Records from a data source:

START

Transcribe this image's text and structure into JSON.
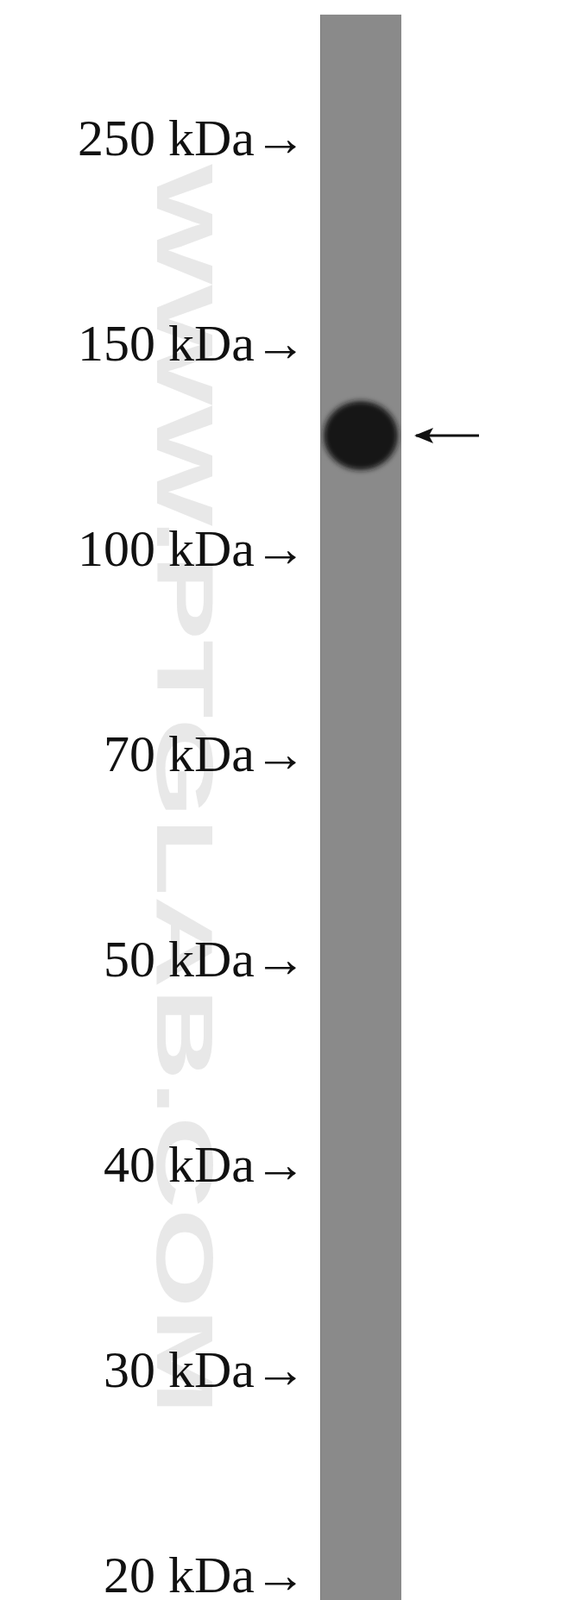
{
  "chart_data": {
    "type": "western_blot",
    "categories": [
      null
    ],
    "values": [
      125
    ],
    "color": "#151515",
    "log": "y",
    "ylim": [
      19,
      340
    ],
    "yticks": [
      {
        "value": 250,
        "label": "250 kDa→"
      },
      {
        "value": 150,
        "label": "150 kDa→"
      },
      {
        "value": 100,
        "label": "100 kDa→"
      },
      {
        "value": 70,
        "label": "70 kDa→"
      },
      {
        "value": 50,
        "label": "50 kDa→"
      },
      {
        "value": 40,
        "label": "40 kDa→"
      },
      {
        "value": 30,
        "label": "30 kDa→"
      },
      {
        "value": 20,
        "label": "20 kDa→"
      }
    ],
    "annotations": [
      "WWW.PTGLAB.COM"
    ]
  }
}
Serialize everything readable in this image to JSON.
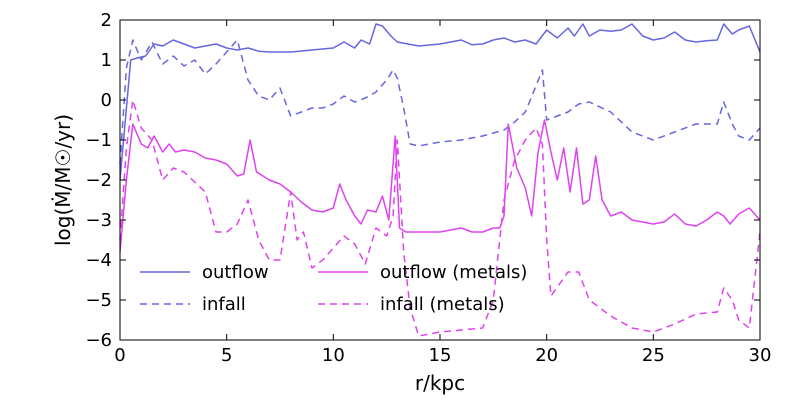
{
  "chart_data": {
    "type": "line",
    "title": "",
    "xlabel": "r/kpc",
    "ylabel": "log(Ṁ/M☉/yr)",
    "xlim": [
      0,
      30
    ],
    "ylim": [
      -6,
      2
    ],
    "xticks": [
      0,
      5,
      10,
      15,
      20,
      25,
      30
    ],
    "yticks": [
      -6,
      -5,
      -4,
      -3,
      -2,
      -1,
      0,
      1,
      2
    ],
    "legend_position": "lower-left",
    "series": [
      {
        "name": "outflow",
        "color": "#6666dd",
        "dash": "solid",
        "x": [
          0,
          0.5,
          0.8,
          1.2,
          1.6,
          2.0,
          2.5,
          3.0,
          3.5,
          4.0,
          4.5,
          5.0,
          5.5,
          6.0,
          6.5,
          7.0,
          8.0,
          9.0,
          10.0,
          10.5,
          11.0,
          11.3,
          11.7,
          12.0,
          12.3,
          12.7,
          13.0,
          14.0,
          15.0,
          16.0,
          16.5,
          17.0,
          17.5,
          18.0,
          18.5,
          19.0,
          19.5,
          20.0,
          20.5,
          21.0,
          21.3,
          21.7,
          22.0,
          22.5,
          23.0,
          23.5,
          24.0,
          24.5,
          25.0,
          25.5,
          26.0,
          26.5,
          27.0,
          27.5,
          28.0,
          28.3,
          28.7,
          29.0,
          29.5,
          30.0
        ],
        "y": [
          -2.0,
          1.0,
          1.05,
          1.1,
          1.4,
          1.35,
          1.5,
          1.4,
          1.3,
          1.35,
          1.4,
          1.3,
          1.25,
          1.3,
          1.22,
          1.2,
          1.2,
          1.25,
          1.3,
          1.45,
          1.3,
          1.5,
          1.4,
          1.9,
          1.85,
          1.6,
          1.45,
          1.35,
          1.4,
          1.5,
          1.38,
          1.4,
          1.5,
          1.55,
          1.45,
          1.5,
          1.4,
          1.75,
          1.55,
          1.8,
          1.6,
          1.9,
          1.6,
          1.75,
          1.72,
          1.75,
          1.9,
          1.6,
          1.5,
          1.55,
          1.7,
          1.5,
          1.45,
          1.48,
          1.5,
          1.9,
          1.65,
          1.75,
          1.85,
          1.2
        ]
      },
      {
        "name": "infall",
        "color": "#6666dd",
        "dash": "dashed",
        "x": [
          0,
          0.3,
          0.6,
          1.0,
          1.5,
          2.0,
          2.5,
          3.0,
          3.5,
          4.0,
          4.5,
          5.0,
          5.5,
          6.0,
          6.5,
          7.0,
          7.5,
          8.0,
          8.5,
          9.0,
          9.5,
          10.0,
          10.5,
          11.0,
          11.5,
          12.0,
          12.5,
          12.8,
          13.0,
          13.3,
          13.6,
          14.0,
          15.0,
          16.0,
          17.0,
          18.0,
          18.5,
          19.0,
          19.5,
          19.8,
          20.0,
          20.5,
          21.0,
          21.5,
          22.0,
          23.0,
          24.0,
          25.0,
          26.0,
          27.0,
          28.0,
          28.3,
          28.7,
          29.0,
          29.5,
          30.0
        ],
        "y": [
          -1.6,
          0.8,
          1.5,
          1.0,
          1.45,
          0.9,
          1.1,
          0.85,
          1.0,
          0.65,
          0.9,
          1.2,
          1.5,
          0.5,
          0.1,
          0.0,
          0.3,
          -0.4,
          -0.3,
          -0.2,
          -0.2,
          -0.1,
          0.1,
          -0.05,
          0.05,
          0.2,
          0.5,
          0.75,
          0.55,
          -0.2,
          -1.1,
          -1.15,
          -1.05,
          -1.0,
          -0.9,
          -0.75,
          -0.55,
          -0.3,
          0.35,
          0.75,
          -0.5,
          -0.4,
          -0.3,
          -0.1,
          -0.05,
          -0.3,
          -0.8,
          -1.0,
          -0.8,
          -0.6,
          -0.6,
          -0.05,
          -0.6,
          -0.9,
          -1.0,
          -0.7
        ]
      },
      {
        "name": "outflow (metals)",
        "color": "#dd44ee",
        "dash": "solid",
        "x": [
          0,
          0.3,
          0.6,
          1.0,
          1.3,
          1.6,
          2.0,
          2.3,
          2.6,
          3.0,
          3.5,
          4.0,
          4.5,
          5.0,
          5.5,
          5.8,
          6.1,
          6.4,
          6.7,
          7.0,
          7.5,
          8.0,
          8.5,
          9.0,
          9.5,
          10.0,
          10.3,
          10.6,
          11.0,
          11.3,
          11.6,
          12.0,
          12.3,
          12.6,
          12.9,
          13.1,
          13.4,
          14.0,
          15.0,
          16.0,
          16.5,
          17.0,
          17.5,
          17.8,
          18.0,
          18.2,
          18.6,
          19.0,
          19.3,
          19.6,
          19.9,
          20.2,
          20.5,
          20.8,
          21.1,
          21.4,
          21.7,
          22.0,
          22.3,
          22.6,
          23.0,
          23.5,
          24.0,
          25.0,
          25.5,
          26.0,
          26.5,
          27.0,
          27.5,
          28.0,
          28.3,
          28.6,
          29.0,
          29.5,
          30.0
        ],
        "y": [
          -3.8,
          -2.0,
          -0.6,
          -1.1,
          -1.2,
          -0.9,
          -1.3,
          -1.1,
          -1.3,
          -1.25,
          -1.3,
          -1.45,
          -1.5,
          -1.6,
          -1.9,
          -1.85,
          -1.0,
          -1.8,
          -1.9,
          -2.0,
          -2.1,
          -2.3,
          -2.55,
          -2.75,
          -2.8,
          -2.7,
          -2.1,
          -2.5,
          -2.9,
          -3.1,
          -2.75,
          -2.8,
          -2.4,
          -3.0,
          -0.9,
          -3.2,
          -3.3,
          -3.3,
          -3.3,
          -3.2,
          -3.3,
          -3.3,
          -3.2,
          -3.2,
          -2.9,
          -0.6,
          -1.7,
          -2.2,
          -2.9,
          -1.3,
          -0.5,
          -1.3,
          -2.0,
          -1.2,
          -2.3,
          -1.2,
          -2.6,
          -2.5,
          -1.4,
          -2.5,
          -2.9,
          -2.8,
          -3.0,
          -3.1,
          -3.05,
          -2.85,
          -3.1,
          -3.15,
          -3.0,
          -2.8,
          -2.9,
          -3.1,
          -2.85,
          -2.7,
          -3.0
        ]
      },
      {
        "name": "infall (metals)",
        "color": "#dd44ee",
        "dash": "dashed",
        "x": [
          0,
          0.3,
          0.6,
          1.0,
          1.5,
          2.0,
          2.5,
          3.0,
          3.5,
          4.0,
          4.5,
          5.0,
          5.5,
          6.0,
          6.5,
          7.0,
          7.5,
          8.0,
          8.3,
          8.6,
          9.0,
          9.5,
          10.0,
          10.5,
          11.0,
          11.5,
          12.0,
          12.5,
          12.8,
          13.0,
          13.3,
          13.6,
          14.0,
          15.0,
          16.0,
          17.0,
          17.5,
          18.0,
          18.5,
          19.0,
          19.5,
          19.8,
          20.0,
          20.2,
          20.6,
          21.0,
          21.5,
          22.0,
          23.0,
          24.0,
          25.0,
          26.0,
          27.0,
          28.0,
          28.3,
          28.7,
          29.0,
          29.5,
          30.0
        ],
        "y": [
          -3.5,
          -1.2,
          0.0,
          -0.7,
          -1.0,
          -2.0,
          -1.7,
          -1.8,
          -2.05,
          -2.3,
          -3.3,
          -3.3,
          -3.1,
          -2.5,
          -3.5,
          -4.0,
          -4.0,
          -2.3,
          -3.5,
          -3.3,
          -4.2,
          -4.0,
          -3.7,
          -3.4,
          -3.6,
          -4.1,
          -3.2,
          -3.4,
          -2.9,
          -1.0,
          -3.8,
          -5.2,
          -5.9,
          -5.8,
          -5.75,
          -5.7,
          -5.0,
          -2.5,
          -1.5,
          -1.0,
          -0.7,
          -1.1,
          -3.5,
          -4.9,
          -4.6,
          -4.3,
          -4.3,
          -5.0,
          -5.4,
          -5.7,
          -5.8,
          -5.6,
          -5.35,
          -5.3,
          -4.7,
          -5.0,
          -5.5,
          -5.7,
          -3.3
        ]
      }
    ]
  }
}
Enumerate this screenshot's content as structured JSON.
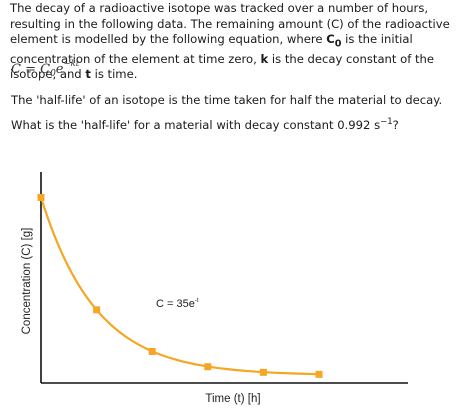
{
  "question": {
    "intro_1": "The decay of a radioactive isotope was tracked over a number of hours, resulting in the following data. The remaining amount (C) of the radioactive element is modelled by the following equation, where ",
    "c0_symbol": "C",
    "c0_subscript": "0",
    "intro_2": " is the initial concentration of the element at time zero, ",
    "k_symbol": "k",
    "intro_3": " is the decay constant of the isotope, and ",
    "t_symbol": "t",
    "intro_4": " is time."
  },
  "formula": {
    "lhs": "C = C",
    "subscript": "0",
    "base": "e",
    "exponent": "−kt"
  },
  "half_life_definition": "The 'half-life' of an isotope is the time taken for half the material to decay.",
  "ask": {
    "prefix": "What is the 'half-life' for a material with decay constant 0.992 s",
    "exponent": "−1",
    "suffix": "?"
  },
  "colors": {
    "curve": "#f5a623",
    "marker": "#f5a623",
    "axis": "#111111"
  },
  "chart_data": {
    "type": "line",
    "title": "",
    "xlabel": "Time (t) [h]",
    "ylabel": "Concentration (C) [g]",
    "annotation": {
      "text": "C = 35e",
      "superscript": "-t"
    },
    "initial_value": 35,
    "decay_rate": 1,
    "x": [
      0,
      1,
      2,
      3,
      4,
      5
    ],
    "y": [
      35,
      12.9,
      4.7,
      1.7,
      0.6,
      0.2
    ],
    "xlim": [
      0,
      6.6
    ],
    "ylim": [
      -1.5,
      40
    ],
    "grid": false,
    "ticks": false
  }
}
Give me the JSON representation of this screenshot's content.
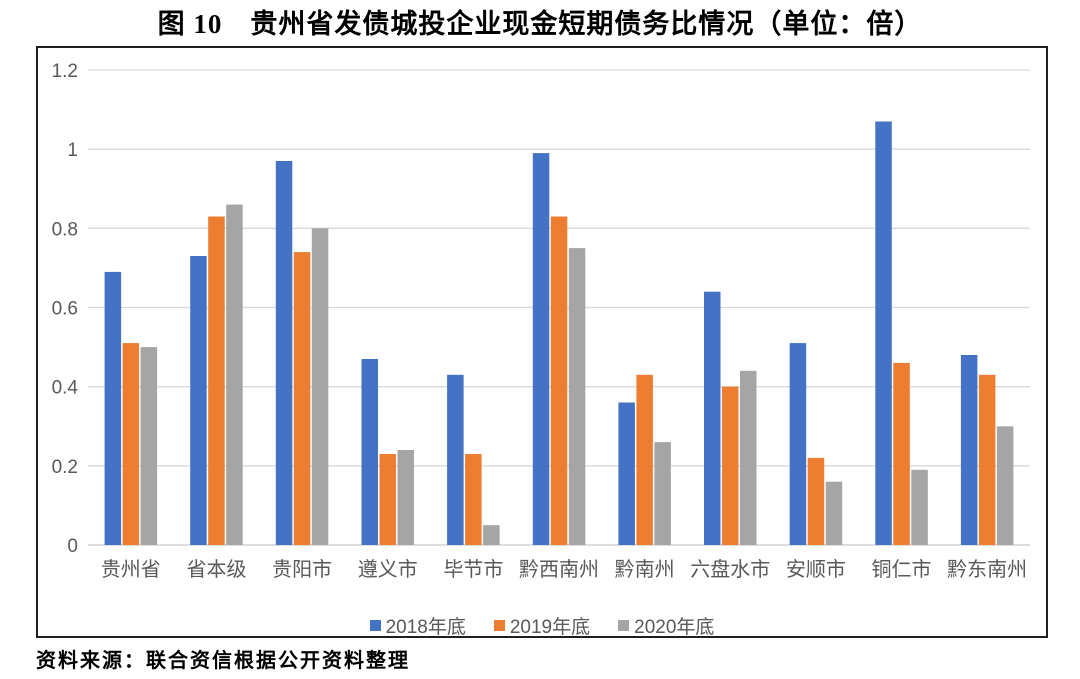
{
  "title": "图 10　贵州省发债城投企业现金短期债务比情况（单位：倍）",
  "source": "资料来源：联合资信根据公开资料整理",
  "chart_data": {
    "type": "bar",
    "title": "图 10　贵州省发债城投企业现金短期债务比情况（单位：倍）",
    "xlabel": "",
    "ylabel": "",
    "unit": "倍",
    "categories": [
      "贵州省",
      "省本级",
      "贵阳市",
      "遵义市",
      "毕节市",
      "黔西南州",
      "黔南州",
      "六盘水市",
      "安顺市",
      "铜仁市",
      "黔东南州"
    ],
    "series": [
      {
        "name": "2018年底",
        "color": "#4472C4",
        "values": [
          0.69,
          0.73,
          0.97,
          0.47,
          0.43,
          0.99,
          0.36,
          0.64,
          0.51,
          1.07,
          0.48
        ]
      },
      {
        "name": "2019年底",
        "color": "#ED7D31",
        "values": [
          0.51,
          0.83,
          0.74,
          0.23,
          0.23,
          0.83,
          0.43,
          0.4,
          0.22,
          0.46,
          0.43
        ]
      },
      {
        "name": "2020年底",
        "color": "#A5A5A5",
        "values": [
          0.5,
          0.86,
          0.8,
          0.24,
          0.05,
          0.75,
          0.26,
          0.44,
          0.16,
          0.19,
          0.3
        ]
      }
    ],
    "ylim": [
      0,
      1.2
    ],
    "yticks": [
      0,
      0.2,
      0.4,
      0.6,
      0.8,
      1,
      1.2
    ],
    "ytick_labels": [
      "0",
      "0.2",
      "0.4",
      "0.6",
      "0.8",
      "1",
      "1.2"
    ],
    "grid": "horizontal",
    "legend_position": "bottom",
    "style": {
      "grid_color": "#D9D9D9",
      "axis_line_color": "#C9C9C9",
      "tick_text_color": "#595959",
      "border_color": "#1f1f1f"
    }
  }
}
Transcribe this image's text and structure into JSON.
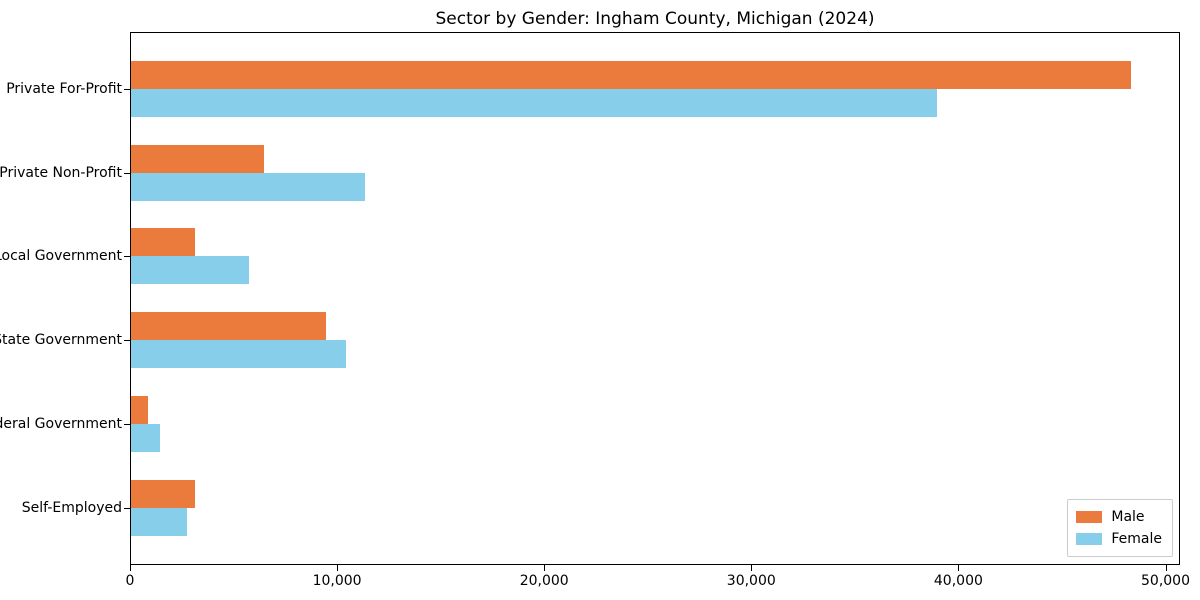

END

* Work to be completed *
For the data above, state only how many lines include the word "贵州省发债城投企业现金短期债务比情况".

* Problem solution *
2